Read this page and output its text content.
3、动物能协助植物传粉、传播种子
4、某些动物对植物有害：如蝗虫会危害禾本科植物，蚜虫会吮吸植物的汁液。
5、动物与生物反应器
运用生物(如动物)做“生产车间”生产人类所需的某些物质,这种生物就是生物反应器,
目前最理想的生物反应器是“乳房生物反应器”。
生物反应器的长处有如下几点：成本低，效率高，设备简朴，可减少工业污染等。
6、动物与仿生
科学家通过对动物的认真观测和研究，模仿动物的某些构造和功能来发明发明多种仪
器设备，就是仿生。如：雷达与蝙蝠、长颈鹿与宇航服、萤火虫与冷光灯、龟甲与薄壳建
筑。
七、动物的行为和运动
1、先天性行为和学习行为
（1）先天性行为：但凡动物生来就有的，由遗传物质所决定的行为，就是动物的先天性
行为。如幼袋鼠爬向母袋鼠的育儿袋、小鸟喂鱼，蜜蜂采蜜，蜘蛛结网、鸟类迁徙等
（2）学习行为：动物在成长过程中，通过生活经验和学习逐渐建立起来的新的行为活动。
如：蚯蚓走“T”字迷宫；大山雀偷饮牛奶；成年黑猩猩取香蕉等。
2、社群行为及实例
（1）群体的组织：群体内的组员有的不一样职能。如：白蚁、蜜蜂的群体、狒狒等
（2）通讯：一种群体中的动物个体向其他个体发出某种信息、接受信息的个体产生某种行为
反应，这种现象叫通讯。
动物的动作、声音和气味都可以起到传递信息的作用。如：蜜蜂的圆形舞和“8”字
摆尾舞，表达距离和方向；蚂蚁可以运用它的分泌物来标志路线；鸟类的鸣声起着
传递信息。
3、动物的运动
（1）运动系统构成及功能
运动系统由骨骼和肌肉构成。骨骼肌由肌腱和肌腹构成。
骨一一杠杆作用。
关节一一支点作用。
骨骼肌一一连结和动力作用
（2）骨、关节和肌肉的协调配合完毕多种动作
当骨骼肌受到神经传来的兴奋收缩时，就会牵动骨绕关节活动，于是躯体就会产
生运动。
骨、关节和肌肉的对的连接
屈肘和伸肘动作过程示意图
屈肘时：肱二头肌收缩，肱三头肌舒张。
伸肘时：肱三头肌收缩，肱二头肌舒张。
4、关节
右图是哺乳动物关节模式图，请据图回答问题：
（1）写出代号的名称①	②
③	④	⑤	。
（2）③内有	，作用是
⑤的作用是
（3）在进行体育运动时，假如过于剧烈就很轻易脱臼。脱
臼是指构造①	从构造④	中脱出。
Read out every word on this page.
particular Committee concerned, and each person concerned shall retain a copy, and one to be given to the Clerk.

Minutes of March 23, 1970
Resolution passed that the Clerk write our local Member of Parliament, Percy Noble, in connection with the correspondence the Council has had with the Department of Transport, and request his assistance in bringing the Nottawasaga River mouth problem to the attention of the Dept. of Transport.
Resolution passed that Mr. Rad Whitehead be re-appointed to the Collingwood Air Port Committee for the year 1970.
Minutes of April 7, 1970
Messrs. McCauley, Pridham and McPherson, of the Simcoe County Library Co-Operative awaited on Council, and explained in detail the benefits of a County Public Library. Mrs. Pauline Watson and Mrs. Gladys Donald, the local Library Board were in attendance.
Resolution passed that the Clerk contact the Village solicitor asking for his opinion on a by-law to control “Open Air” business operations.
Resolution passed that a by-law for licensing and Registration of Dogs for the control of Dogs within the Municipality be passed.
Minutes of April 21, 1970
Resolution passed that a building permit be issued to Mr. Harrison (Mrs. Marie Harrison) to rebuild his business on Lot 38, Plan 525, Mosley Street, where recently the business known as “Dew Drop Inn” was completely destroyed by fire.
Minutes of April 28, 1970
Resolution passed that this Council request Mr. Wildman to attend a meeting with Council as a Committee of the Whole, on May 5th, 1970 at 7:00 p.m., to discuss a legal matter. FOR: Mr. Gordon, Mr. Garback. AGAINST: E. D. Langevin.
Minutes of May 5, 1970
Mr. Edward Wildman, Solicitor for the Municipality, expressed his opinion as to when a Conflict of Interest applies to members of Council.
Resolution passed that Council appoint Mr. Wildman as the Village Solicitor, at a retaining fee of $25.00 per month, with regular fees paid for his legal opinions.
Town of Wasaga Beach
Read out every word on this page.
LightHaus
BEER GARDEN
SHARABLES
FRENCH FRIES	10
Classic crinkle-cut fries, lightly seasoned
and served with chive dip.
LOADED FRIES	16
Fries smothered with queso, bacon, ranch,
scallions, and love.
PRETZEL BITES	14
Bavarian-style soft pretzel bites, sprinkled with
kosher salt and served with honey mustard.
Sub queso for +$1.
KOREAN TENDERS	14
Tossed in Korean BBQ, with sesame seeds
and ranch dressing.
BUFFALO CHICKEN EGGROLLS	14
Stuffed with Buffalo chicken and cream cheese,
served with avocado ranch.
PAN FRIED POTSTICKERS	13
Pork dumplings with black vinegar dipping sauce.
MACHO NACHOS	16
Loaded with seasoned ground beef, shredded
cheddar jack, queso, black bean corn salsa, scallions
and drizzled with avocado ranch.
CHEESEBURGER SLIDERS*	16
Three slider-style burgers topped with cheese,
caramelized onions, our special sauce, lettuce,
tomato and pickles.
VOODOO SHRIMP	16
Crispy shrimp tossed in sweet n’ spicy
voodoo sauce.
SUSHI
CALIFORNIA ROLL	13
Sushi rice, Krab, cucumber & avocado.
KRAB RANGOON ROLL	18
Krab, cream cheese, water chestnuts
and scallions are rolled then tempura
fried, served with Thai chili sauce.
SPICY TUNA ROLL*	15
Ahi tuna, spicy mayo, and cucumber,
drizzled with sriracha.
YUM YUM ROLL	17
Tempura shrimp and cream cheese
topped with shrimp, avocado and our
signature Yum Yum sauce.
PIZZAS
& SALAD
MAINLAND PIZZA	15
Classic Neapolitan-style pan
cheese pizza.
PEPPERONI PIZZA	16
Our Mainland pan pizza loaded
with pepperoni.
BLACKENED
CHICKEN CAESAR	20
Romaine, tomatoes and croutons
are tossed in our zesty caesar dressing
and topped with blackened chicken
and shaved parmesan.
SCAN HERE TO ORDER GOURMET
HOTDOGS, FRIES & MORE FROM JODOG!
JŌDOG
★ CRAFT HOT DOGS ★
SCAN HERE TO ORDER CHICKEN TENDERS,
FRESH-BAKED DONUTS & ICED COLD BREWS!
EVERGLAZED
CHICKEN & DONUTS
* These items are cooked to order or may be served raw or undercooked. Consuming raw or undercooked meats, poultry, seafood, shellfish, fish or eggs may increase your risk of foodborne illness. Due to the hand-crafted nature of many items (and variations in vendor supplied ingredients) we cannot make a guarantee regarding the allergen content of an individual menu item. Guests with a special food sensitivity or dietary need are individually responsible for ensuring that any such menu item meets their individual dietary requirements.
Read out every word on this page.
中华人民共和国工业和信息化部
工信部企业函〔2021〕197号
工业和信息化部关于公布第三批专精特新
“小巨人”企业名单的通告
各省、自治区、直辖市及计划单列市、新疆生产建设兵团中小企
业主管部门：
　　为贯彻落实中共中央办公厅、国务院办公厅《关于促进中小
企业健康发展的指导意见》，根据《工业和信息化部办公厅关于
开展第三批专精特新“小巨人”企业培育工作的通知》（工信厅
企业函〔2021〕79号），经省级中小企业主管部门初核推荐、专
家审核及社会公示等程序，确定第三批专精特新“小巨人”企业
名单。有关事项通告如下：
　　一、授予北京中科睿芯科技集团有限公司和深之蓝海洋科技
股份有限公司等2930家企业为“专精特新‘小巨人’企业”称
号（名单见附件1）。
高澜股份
○ ○ ○ ○ ○ ○ ○
WHAT THE TASK REQUIRES » Every entry needs to be retyped exactly.

ANSWER TO THE TASK »
Read this page and output its text content.
3、动物能协助植物传粉、传播种子
4、某些动物对植物有害：如蝗虫会危害禾本科植物，蚜虫会吮吸植物的汁液。
5、动物与生物反应器
运用生物(如动物)做“生产车间”生产人类所需的某些物质,这种生物就是生物反应器,
目前最理想的生物反应器是“乳房生物反应器”。
生物反应器的长处有如下几点：成本低，效率高，设备简朴，可减少工业污染等。
6、动物与仿生
科学家通过对动物的认真观测和研究，模仿动物的某些构造和功能来发明发明多种仪
器设备，就是仿生。如：雷达与蝙蝠、长颈鹿与宇航服、萤火虫与冷光灯、龟甲与薄壳建
筑。
七、动物的行为和运动
1、先天性行为和学习行为
（1）先天性行为：但凡动物生来就有的，由遗传物质所决定的行为，就是动物的先天性
行为。如幼袋鼠爬向母袋鼠的育儿袋、小鸟喂鱼，蜜蜂采蜜，蜘蛛结网、鸟类迁徙等
（2）学习行为：动物在成长过程中，通过生活经验和学习逐渐建立起来的新的行为活动。
如：蚯蚓走“T”字迷宫；大山雀偷饮牛奶；成年黑猩猩取香蕉等。
2、社群行为及实例
（1）群体的组织：群体内的组员有的不一样职能。如：白蚁、蜜蜂的群体、狒狒等
（2）通讯：一种群体中的动物个体向其他个体发出某种信息、接受信息的个体产生某种行为
反应，这种现象叫通讯。
动物的动作、声音和气味都可以起到传递信息的作用。如：蜜蜂的圆形舞和“8”字
摆尾舞，表达距离和方向；蚂蚁可以运用它的分泌物来标志路线；鸟类的鸣声起着
传递信息。
3、动物的运动
（1）运动系统构成及功能
运动系统由骨骼和肌肉构成。骨骼肌由肌腱和肌腹构成。
骨一一杠杆作用。
关节一一支点作用。
骨骼肌一一连结和动力作用
（2）骨、关节和肌肉的协调配合完毕多种动作
当骨骼肌受到神经传来的兴奋收缩时，就会牵动骨绕关节活动，于是躯体就会产
生运动。
骨、关节和肌肉的对的连接
屈肘和伸肘动作过程示意图
屈肘时：肱二头肌收缩，肱三头肌舒张。
伸肘时：肱三头肌收缩，肱二头肌舒张。
4、关节
右图是哺乳动物关节模式图，请据图回答问题：
（1）写出代号的名称①	②
③	④	⑤	。
（2）③内有	，作用是
⑤的作用是
（3）在进行体育运动时，假如过于剧烈就很轻易脱臼。脱
臼是指构造①	从构造④	中脱出。
Read out every word on this page.
particular Committee concerned, and each person concerned shall retain a copy, and one to be given to the Clerk.

Minutes of March 23, 1970
Resolution passed that the Clerk write our local Member of Parliament, Percy Noble, in connection with the correspondence the Council has had with the Department of Transport, and request his assistance in bringing the Nottawasaga River mouth problem to the attention of the Dept. of Transport.
Resolution passed that Mr. Rad Whitehead be re-appointed to the Collingwood Air Port Committee for the year 1970.
Minutes of April 7, 1970
Messrs. McCauley, Pridham and McPherson, of the Simcoe County Library Co-Operative awaited on Council, and explained in detail the benefits of a County Public Library. Mrs. Pauline Watson and Mrs. Gladys Donald, the local Library Board were in attendance.
Resolution passed that the Clerk contact the Village solicitor asking for his opinion on a by-law to control “Open Air” business operations.
Resolution passed that a by-law for licensing and Registration of Dogs for the control of Dogs within the Municipality be passed.
Minutes of April 21, 1970
Resolution passed that a building permit be issued to Mr. Harrison (Mrs. Marie Harrison) to rebuild his business on Lot 38, Plan 525, Mosley Street, where recently the business known as “Dew Drop Inn” was completely destroyed by fire.
Minutes of April 28, 1970
Resolution passed that this Council request Mr. Wildman to attend a meeting with Council as a Committee of the Whole, on May 5th, 1970 at 7:00 p.m., to discuss a legal matter. FOR: Mr. Gordon, Mr. Garback. AGAINST: E. D. Langevin.
Minutes of May 5, 1970
Mr. Edward Wildman, Solicitor for the Municipality, expressed his opinion as to when a Conflict of Interest applies to members of Council.
Resolution passed that Council appoint Mr. Wildman as the Village Solicitor, at a retaining fee of $25.00 per month, with regular fees paid for his legal opinions.
Town of Wasaga Beach
Read out every word on this page.
LightHaus
BEER GARDEN
SHARABLES
FRENCH FRIES	10
Classic crinkle-cut fries, lightly seasoned
and served with chive dip.
LOADED FRIES	16
Fries smothered with queso, bacon, ranch,
scallions, and love.
PRETZEL BITES	14
Bavarian-style soft pretzel bites, sprinkled with
kosher salt and served with honey mustard.
Sub queso for +$1.
KOREAN TENDERS	14
Tossed in Korean BBQ, with sesame seeds
and ranch dressing.
BUFFALO CHICKEN EGGROLLS	14
Stuffed with Buffalo chicken and cream cheese,
served with avocado ranch.
PAN FRIED POTSTICKERS	13
Pork dumplings with black vinegar dipping sauce.
MACHO NACHOS	16
Loaded with seasoned ground beef, shredded
cheddar jack, queso, black bean corn salsa, scallions
and drizzled with avocado ranch.
CHEESEBURGER SLIDERS*	16
Three slider-style burgers topped with cheese,
caramelized onions, our special sauce, lettuce,
tomato and pickles.
VOODOO SHRIMP	16
Crispy shrimp tossed in sweet n’ spicy
voodoo sauce.
SUSHI
CALIFORNIA ROLL	13
Sushi rice, Krab, cucumber & avocado.
KRAB RANGOON ROLL	18
Krab, cream cheese, water chestnuts
and scallions are rolled then tempura
fried, served with Thai chili sauce.
SPICY TUNA ROLL*	15
Ahi tuna, spicy mayo, and cucumber,
drizzled with sriracha.
YUM YUM ROLL	17
Tempura shrimp and cream cheese
topped with shrimp, avocado and our
signature Yum Yum sauce.
PIZZAS
& SALAD
MAINLAND PIZZA	15
Classic Neapolitan-style pan
cheese pizza.
PEPPERONI PIZZA	16
Our Mainland pan pizza loaded
with pepperoni.
BLACKENED
CHICKEN CAESAR	20
Romaine, tomatoes and croutons
are tossed in our zesty caesar dressing
and topped with blackened chicken
and shaved parmesan.
SCAN HERE TO ORDER GOURMET
HOTDOGS, FRIES & MORE FROM JODOG!
JŌDOG
★ CRAFT HOT DOGS ★
SCAN HERE TO ORDER CHICKEN TENDERS,
FRESH-BAKED DONUTS & ICED COLD BREWS!
EVERGLAZED
CHICKEN & DONUTS
* These items are cooked to order or may be served raw or undercooked. Consuming raw or undercooked meats, poultry, seafood, shellfish, fish or eggs may increase your risk of foodborne illness. Due to the hand-crafted nature of many items (and variations in vendor supplied ingredients) we cannot make a guarantee regarding the allergen content of an individual menu item. Guests with a special food sensitivity or dietary need are individually responsible for ensuring that any such menu item meets their individual dietary requirements.
Read out every word on this page.
中华人民共和国工业和信息化部
工信部企业函〔2021〕197号
工业和信息化部关于公布第三批专精特新
“小巨人”企业名单的通告
各省、自治区、直辖市及计划单列市、新疆生产建设兵团中小企
业主管部门：
　　为贯彻落实中共中央办公厅、国务院办公厅《关于促进中小
企业健康发展的指导意见》，根据《工业和信息化部办公厅关于
开展第三批专精特新“小巨人”企业培育工作的通知》（工信厅
企业函〔2021〕79号），经省级中小企业主管部门初核推荐、专
家审核及社会公示等程序，确定第三批专精特新“小巨人”企业
名单。有关事项通告如下：
　　一、授予北京中科睿芯科技集团有限公司和深之蓝海洋科技
股份有限公司等2930家企业为“专精特新‘小巨人’企业”称
号（名单见附件1）。
高澜股份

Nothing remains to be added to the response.